- STATED EXERCISE -
In the data below, find each line containing the string "Next" and return it.

- LISTED RECORDS -
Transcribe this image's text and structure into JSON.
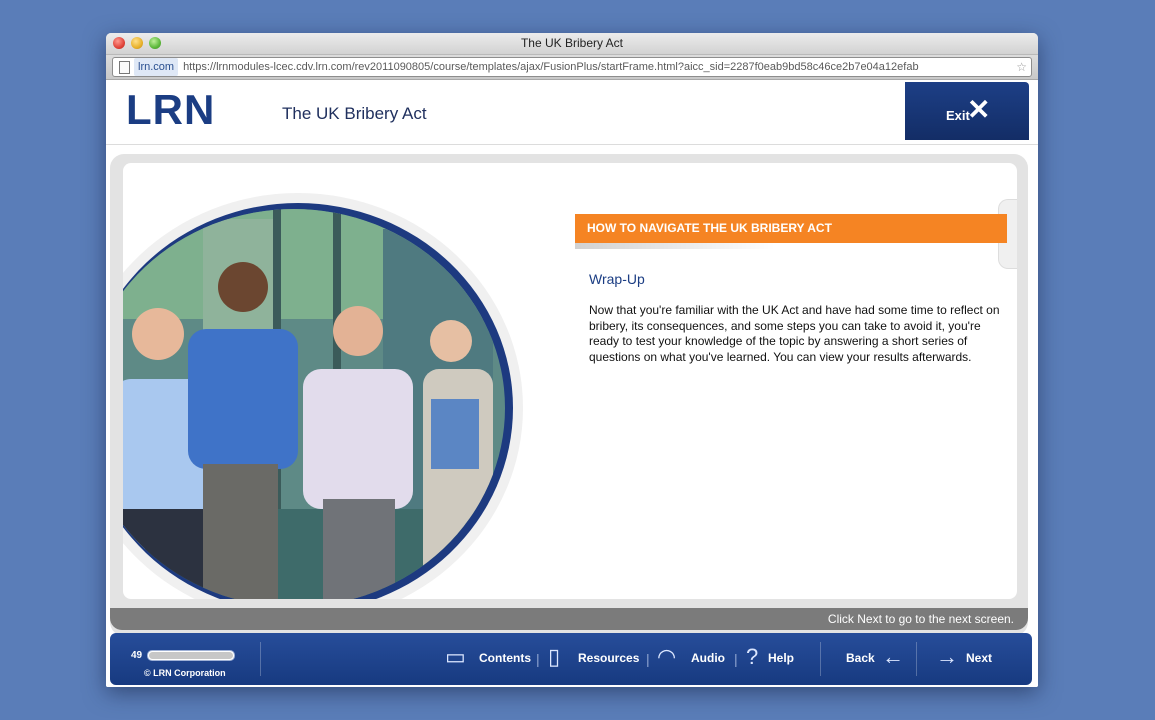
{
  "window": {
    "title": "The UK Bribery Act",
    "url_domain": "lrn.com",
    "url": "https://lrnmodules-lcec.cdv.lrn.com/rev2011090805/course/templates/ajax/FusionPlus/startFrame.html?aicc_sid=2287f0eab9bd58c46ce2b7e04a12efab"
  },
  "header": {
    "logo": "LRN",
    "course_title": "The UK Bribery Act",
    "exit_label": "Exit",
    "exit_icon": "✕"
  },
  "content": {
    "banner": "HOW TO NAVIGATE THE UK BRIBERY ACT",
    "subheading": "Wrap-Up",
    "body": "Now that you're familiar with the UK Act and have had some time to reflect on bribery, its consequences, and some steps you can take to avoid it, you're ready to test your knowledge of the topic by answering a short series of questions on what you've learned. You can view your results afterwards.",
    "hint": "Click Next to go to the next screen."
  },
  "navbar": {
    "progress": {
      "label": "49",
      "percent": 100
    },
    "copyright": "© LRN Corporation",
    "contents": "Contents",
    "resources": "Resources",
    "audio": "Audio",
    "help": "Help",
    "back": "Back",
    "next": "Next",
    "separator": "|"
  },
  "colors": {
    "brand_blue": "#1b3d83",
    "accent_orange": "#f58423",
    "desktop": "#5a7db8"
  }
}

==

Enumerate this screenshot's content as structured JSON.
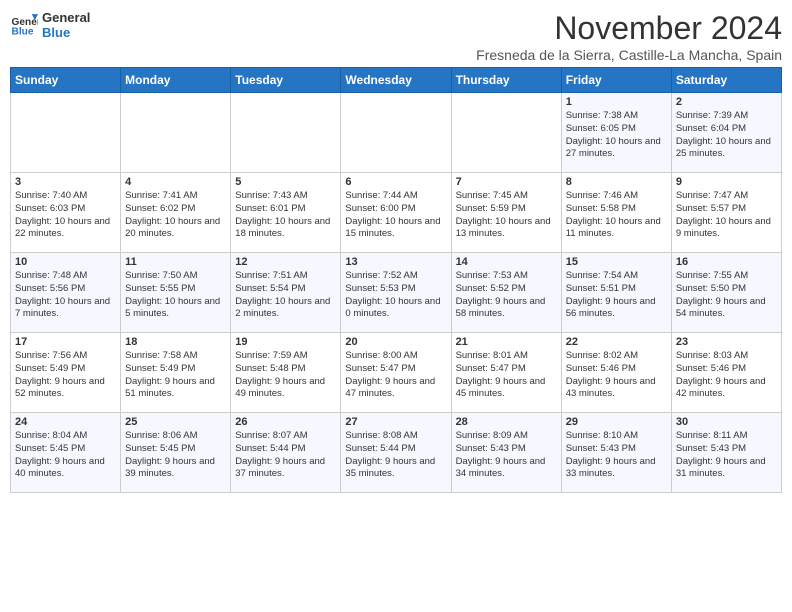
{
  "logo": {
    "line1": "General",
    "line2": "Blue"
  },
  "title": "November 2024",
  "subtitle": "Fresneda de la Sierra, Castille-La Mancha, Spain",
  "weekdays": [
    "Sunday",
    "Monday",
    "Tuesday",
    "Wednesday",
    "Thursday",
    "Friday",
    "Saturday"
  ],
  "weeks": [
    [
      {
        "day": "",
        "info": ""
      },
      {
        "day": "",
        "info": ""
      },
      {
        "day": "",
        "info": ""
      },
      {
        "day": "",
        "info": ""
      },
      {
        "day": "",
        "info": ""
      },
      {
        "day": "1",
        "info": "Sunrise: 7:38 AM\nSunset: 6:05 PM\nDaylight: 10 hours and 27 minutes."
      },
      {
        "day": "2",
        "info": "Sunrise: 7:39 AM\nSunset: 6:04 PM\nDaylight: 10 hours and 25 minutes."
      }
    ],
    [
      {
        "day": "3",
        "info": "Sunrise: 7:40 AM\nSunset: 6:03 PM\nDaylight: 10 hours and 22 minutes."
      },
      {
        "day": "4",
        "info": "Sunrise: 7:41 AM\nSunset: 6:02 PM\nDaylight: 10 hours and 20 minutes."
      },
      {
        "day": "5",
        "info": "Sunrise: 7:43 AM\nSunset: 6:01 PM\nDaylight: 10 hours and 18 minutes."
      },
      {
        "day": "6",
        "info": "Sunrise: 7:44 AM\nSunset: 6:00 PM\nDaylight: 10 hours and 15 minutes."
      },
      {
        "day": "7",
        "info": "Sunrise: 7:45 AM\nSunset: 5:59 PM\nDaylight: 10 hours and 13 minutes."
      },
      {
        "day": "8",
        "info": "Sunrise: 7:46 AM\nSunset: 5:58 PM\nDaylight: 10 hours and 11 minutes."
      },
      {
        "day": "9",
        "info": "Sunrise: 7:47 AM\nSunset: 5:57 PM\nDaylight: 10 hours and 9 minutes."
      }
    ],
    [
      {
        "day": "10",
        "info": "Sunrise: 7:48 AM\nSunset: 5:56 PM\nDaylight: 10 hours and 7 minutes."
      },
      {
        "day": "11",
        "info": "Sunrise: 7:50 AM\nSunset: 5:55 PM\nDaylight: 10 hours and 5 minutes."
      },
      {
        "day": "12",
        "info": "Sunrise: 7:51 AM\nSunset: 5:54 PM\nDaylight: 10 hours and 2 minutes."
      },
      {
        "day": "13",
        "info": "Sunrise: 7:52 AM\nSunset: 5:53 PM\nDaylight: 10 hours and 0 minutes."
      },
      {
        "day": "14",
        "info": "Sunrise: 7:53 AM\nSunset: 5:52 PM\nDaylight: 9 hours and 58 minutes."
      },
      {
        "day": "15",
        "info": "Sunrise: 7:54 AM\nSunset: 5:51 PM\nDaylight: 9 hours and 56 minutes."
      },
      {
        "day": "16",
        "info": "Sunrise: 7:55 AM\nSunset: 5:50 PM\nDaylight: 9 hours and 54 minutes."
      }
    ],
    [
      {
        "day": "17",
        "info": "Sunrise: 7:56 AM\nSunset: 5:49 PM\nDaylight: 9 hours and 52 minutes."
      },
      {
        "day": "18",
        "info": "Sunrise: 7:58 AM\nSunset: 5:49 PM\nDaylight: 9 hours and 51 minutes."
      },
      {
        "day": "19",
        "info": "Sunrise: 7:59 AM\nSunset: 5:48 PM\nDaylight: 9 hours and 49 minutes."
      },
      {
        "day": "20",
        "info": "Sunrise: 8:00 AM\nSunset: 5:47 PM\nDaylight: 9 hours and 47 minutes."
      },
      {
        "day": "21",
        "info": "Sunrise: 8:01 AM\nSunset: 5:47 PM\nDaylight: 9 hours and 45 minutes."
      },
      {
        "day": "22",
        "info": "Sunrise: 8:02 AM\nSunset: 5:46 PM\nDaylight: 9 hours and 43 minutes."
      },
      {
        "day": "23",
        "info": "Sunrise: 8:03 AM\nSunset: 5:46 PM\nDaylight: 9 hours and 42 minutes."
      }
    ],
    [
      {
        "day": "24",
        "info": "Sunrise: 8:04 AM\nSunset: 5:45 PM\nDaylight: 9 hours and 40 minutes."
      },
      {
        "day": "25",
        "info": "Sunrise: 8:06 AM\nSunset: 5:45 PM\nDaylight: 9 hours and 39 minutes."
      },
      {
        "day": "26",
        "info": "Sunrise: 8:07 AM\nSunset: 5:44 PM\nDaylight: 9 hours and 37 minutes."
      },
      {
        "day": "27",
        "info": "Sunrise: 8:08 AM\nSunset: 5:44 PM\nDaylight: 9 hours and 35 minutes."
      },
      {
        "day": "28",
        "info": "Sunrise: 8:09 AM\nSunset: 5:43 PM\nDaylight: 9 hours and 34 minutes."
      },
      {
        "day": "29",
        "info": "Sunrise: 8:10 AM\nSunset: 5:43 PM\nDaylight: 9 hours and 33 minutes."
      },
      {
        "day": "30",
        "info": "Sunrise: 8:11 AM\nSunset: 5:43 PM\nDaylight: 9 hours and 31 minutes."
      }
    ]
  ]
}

- REPLY TO THE EXERCISE -
    "hint": "Click Next to go to the next screen."
    "next": "Next",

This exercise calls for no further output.